Print the records below exactly as they appear.

• STORED DATA

________

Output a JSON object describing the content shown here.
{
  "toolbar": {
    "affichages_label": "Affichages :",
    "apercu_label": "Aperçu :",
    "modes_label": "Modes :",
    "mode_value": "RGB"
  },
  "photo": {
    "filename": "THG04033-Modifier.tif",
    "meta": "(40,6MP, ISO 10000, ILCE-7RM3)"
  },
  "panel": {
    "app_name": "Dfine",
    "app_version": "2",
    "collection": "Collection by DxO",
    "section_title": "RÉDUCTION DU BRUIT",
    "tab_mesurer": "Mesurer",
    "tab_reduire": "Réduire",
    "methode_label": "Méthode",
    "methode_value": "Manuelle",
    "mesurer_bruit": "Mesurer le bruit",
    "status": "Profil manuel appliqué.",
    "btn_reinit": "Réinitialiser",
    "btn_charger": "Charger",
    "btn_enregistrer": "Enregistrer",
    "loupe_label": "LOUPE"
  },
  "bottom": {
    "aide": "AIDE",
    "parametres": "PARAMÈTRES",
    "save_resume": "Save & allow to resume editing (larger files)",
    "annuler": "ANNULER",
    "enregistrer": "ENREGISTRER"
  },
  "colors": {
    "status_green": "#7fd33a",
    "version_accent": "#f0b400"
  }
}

________

• OUTPUT FOR THIS EXERCISE
Output a JSON object describing the content shown here.
{
  "toolbar": {
    "affichages_label": "Affichages :",
    "apercu_label": "Aperçu :",
    "modes_label": "Modes :",
    "mode_value": "RGB"
  },
  "photo": {
    "filename": "THG04033-Modifier.tif",
    "meta": "(40,6MP, ISO 10000, ILCE-7RM3)"
  },
  "panel": {
    "app_name": "Dfine",
    "app_version": "2",
    "collection": "Collection by DxO",
    "section_title": "RÉDUCTION DU BRUIT",
    "tab_mesurer": "Mesurer",
    "tab_reduire": "Réduire",
    "methode_label": "Méthode",
    "methode_value": "Manuelle",
    "mesurer_bruit": "Mesurer le bruit",
    "status": "Profil manuel appliqué.",
    "btn_reinit": "Réinitialiser",
    "btn_charger": "Charger",
    "btn_enregistrer": "Enregistrer",
    "loupe_label": "LOUPE"
  },
  "bottom": {
    "aide": "AIDE",
    "parametres": "PARAMÈTRES",
    "save_resume": "Save & allow to resume editing (larger files)",
    "annuler": "ANNULER",
    "enregistrer": "ENREGISTRER"
  },
  "colors": {
    "status_green": "#7fd33a",
    "version_accent": "#f0b400"
  }
}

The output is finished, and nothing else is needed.